#### Exercise materials
──────────

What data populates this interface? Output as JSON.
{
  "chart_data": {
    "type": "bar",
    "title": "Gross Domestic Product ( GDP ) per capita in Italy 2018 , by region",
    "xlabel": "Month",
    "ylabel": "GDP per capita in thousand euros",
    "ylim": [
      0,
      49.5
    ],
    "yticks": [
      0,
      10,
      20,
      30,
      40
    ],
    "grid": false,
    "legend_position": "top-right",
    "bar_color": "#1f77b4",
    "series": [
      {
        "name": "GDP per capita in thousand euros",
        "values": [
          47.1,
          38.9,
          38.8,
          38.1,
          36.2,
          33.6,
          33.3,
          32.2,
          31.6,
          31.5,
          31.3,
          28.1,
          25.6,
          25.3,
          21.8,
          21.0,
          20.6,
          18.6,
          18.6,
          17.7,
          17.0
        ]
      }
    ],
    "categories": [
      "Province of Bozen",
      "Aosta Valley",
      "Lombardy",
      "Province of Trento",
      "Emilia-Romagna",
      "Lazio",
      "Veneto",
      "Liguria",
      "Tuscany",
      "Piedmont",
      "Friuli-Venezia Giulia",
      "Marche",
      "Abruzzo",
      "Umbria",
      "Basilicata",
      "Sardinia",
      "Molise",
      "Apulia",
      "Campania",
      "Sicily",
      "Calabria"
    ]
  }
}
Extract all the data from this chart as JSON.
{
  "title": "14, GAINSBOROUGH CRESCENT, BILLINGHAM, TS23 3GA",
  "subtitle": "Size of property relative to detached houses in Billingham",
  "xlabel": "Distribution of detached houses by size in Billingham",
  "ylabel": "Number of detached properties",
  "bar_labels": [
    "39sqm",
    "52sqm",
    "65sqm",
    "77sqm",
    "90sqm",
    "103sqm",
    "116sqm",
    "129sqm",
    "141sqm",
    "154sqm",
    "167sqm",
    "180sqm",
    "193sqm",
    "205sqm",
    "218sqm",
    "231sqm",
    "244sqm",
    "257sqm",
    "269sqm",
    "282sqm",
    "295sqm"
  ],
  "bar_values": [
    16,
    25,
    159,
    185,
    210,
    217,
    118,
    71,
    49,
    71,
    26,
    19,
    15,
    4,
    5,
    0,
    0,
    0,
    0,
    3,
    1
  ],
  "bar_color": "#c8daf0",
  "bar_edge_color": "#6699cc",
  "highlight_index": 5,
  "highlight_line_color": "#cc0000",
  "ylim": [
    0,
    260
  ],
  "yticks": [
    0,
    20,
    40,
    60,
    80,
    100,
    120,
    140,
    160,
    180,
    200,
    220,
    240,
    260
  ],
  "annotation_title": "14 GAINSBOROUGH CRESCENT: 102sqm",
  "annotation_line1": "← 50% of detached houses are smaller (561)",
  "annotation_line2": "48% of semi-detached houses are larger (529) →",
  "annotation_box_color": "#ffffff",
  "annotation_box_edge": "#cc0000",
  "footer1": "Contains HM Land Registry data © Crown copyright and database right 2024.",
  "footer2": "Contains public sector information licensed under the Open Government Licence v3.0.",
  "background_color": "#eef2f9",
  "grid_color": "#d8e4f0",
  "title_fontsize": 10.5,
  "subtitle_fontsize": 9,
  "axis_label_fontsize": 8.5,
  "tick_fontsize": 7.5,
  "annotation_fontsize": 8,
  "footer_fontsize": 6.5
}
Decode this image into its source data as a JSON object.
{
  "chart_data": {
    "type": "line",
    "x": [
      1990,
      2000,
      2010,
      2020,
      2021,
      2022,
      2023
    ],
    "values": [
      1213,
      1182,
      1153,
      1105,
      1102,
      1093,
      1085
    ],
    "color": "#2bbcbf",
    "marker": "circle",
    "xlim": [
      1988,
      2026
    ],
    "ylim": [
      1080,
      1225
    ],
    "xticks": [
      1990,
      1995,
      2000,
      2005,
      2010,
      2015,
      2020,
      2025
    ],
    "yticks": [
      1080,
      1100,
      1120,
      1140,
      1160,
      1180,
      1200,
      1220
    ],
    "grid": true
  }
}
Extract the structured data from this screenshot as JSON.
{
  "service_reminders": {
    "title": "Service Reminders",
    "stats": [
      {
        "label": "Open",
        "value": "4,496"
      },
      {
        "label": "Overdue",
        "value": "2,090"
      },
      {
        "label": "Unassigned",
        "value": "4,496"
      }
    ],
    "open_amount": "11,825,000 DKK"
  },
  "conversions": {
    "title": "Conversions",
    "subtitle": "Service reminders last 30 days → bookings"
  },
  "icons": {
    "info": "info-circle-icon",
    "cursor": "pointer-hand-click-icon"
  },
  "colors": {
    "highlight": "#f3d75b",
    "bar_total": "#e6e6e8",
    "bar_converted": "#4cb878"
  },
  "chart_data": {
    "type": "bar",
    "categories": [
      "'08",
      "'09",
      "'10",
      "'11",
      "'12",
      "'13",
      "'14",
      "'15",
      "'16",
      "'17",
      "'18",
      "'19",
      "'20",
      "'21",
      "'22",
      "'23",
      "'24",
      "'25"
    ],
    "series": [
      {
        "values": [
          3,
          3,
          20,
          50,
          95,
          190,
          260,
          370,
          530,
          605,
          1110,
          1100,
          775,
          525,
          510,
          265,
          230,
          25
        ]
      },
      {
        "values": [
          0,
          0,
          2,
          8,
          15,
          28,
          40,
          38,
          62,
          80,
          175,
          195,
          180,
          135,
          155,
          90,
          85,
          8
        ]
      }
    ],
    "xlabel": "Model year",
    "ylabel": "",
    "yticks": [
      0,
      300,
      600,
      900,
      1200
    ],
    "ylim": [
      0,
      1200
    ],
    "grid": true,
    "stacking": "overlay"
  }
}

──────────

#### Problem to work on
Repeat all the records. Match each line exactly.

#### Solution to this task
What data populates this interface? Output as JSON.
{
  "chart_data": {
    "type": "bar",
    "title": "Gross Domestic Product ( GDP ) per capita in Italy 2018 , by region",
    "xlabel": "Month",
    "ylabel": "GDP per capita in thousand euros",
    "ylim": [
      0,
      49.5
    ],
    "yticks": [
      0,
      10,
      20,
      30,
      40
    ],
    "grid": false,
    "legend_position": "top-right",
    "bar_color": "#1f77b4",
    "series": [
      {
        "name": "GDP per capita in thousand euros",
        "values": [
          47.1,
          38.9,
          38.8,
          38.1,
          36.2,
          33.6,
          33.3,
          32.2,
          31.6,
          31.5,
          31.3,
          28.1,
          25.6,
          25.3,
          21.8,
          21.0,
          20.6,
          18.6,
          18.6,
          17.7,
          17.0
        ]
      }
    ],
    "categories": [
      "Province of Bozen",
      "Aosta Valley",
      "Lombardy",
      "Province of Trento",
      "Emilia-Romagna",
      "Lazio",
      "Veneto",
      "Liguria",
      "Tuscany",
      "Piedmont",
      "Friuli-Venezia Giulia",
      "Marche",
      "Abruzzo",
      "Umbria",
      "Basilicata",
      "Sardinia",
      "Molise",
      "Apulia",
      "Campania",
      "Sicily",
      "Calabria"
    ]
  }
}
Extract all the data from this chart as JSON.
{
  "title": "14, GAINSBOROUGH CRESCENT, BILLINGHAM, TS23 3GA",
  "subtitle": "Size of property relative to detached houses in Billingham",
  "xlabel": "Distribution of detached houses by size in Billingham",
  "ylabel": "Number of detached properties",
  "bar_labels": [
    "39sqm",
    "52sqm",
    "65sqm",
    "77sqm",
    "90sqm",
    "103sqm",
    "116sqm",
    "129sqm",
    "141sqm",
    "154sqm",
    "167sqm",
    "180sqm",
    "193sqm",
    "205sqm",
    "218sqm",
    "231sqm",
    "244sqm",
    "257sqm",
    "269sqm",
    "282sqm",
    "295sqm"
  ],
  "bar_values": [
    16,
    25,
    159,
    185,
    210,
    217,
    118,
    71,
    49,
    71,
    26,
    19,
    15,
    4,
    5,
    0,
    0,
    0,
    0,
    3,
    1
  ],
  "bar_color": "#c8daf0",
  "bar_edge_color": "#6699cc",
  "highlight_index": 5,
  "highlight_line_color": "#cc0000",
  "ylim": [
    0,
    260
  ],
  "yticks": [
    0,
    20,
    40,
    60,
    80,
    100,
    120,
    140,
    160,
    180,
    200,
    220,
    240,
    260
  ],
  "annotation_title": "14 GAINSBOROUGH CRESCENT: 102sqm",
  "annotation_line1": "← 50% of detached houses are smaller (561)",
  "annotation_line2": "48% of semi-detached houses are larger (529) →",
  "annotation_box_color": "#ffffff",
  "annotation_box_edge": "#cc0000",
  "footer1": "Contains HM Land Registry data © Crown copyright and database right 2024.",
  "footer2": "Contains public sector information licensed under the Open Government Licence v3.0.",
  "background_color": "#eef2f9",
  "grid_color": "#d8e4f0",
  "title_fontsize": 10.5,
  "subtitle_fontsize": 9,
  "axis_label_fontsize": 8.5,
  "tick_fontsize": 7.5,
  "annotation_fontsize": 8,
  "footer_fontsize": 6.5
}
Decode this image into its source data as a JSON object.
{
  "chart_data": {
    "type": "line",
    "x": [
      1990,
      2000,
      2010,
      2020,
      2021,
      2022,
      2023
    ],
    "values": [
      1213,
      1182,
      1153,
      1105,
      1102,
      1093,
      1085
    ],
    "color": "#2bbcbf",
    "marker": "circle",
    "xlim": [
      1988,
      2026
    ],
    "ylim": [
      1080,
      1225
    ],
    "xticks": [
      1990,
      1995,
      2000,
      2005,
      2010,
      2015,
      2020,
      2025
    ],
    "yticks": [
      1080,
      1100,
      1120,
      1140,
      1160,
      1180,
      1200,
      1220
    ],
    "grid": true
  }
}
Extract the structured data from this screenshot as JSON.
{
  "service_reminders": {
    "title": "Service Reminders",
    "stats": [
      {
        "label": "Open",
        "value": "4,496"
      },
      {
        "label": "Overdue",
        "value": "2,090"
      },
      {
        "label": "Unassigned",
        "value": "4,496"
      }
    ],
    "open_amount": "11,825,000 DKK"
  },
  "conversions": {
    "title": "Conversions",
    "subtitle": "Service reminders last 30 days → bookings"
  },
  "icons": {
    "info": "info-circle-icon",
    "cursor": "pointer-hand-click-icon"
  },
  "colors": {
    "highlight": "#f3d75b",
    "bar_total": "#e6e6e8",
    "bar_converted": "#4cb878"
  },
  "chart_data": {
    "type": "bar",
    "categories": [
      "'08",
      "'09",
      "'10",
      "'11",
      "'12",
      "'13",
      "'14",
      "'15",
      "'16",
      "'17",
      "'18",
      "'19",
      "'20",
      "'21",
      "'22",
      "'23",
      "'24",
      "'25"
    ],
    "series": [
      {
        "values": [
          3,
          3,
          20,
          50,
          95,
          190,
          260,
          370,
          530,
          605,
          1110,
          1100,
          775,
          525,
          510,
          265,
          230,
          25
        ]
      },
      {
        "values": [
          0,
          0,
          2,
          8,
          15,
          28,
          40,
          38,
          62,
          80,
          175,
          195,
          180,
          135,
          155,
          90,
          85,
          8
        ]
      }
    ],
    "xlabel": "Model year",
    "ylabel": "",
    "yticks": [
      0,
      300,
      600,
      900,
      1200
    ],
    "ylim": [
      0,
      1200
    ],
    "grid": true,
    "stacking": "overlay"
  }
}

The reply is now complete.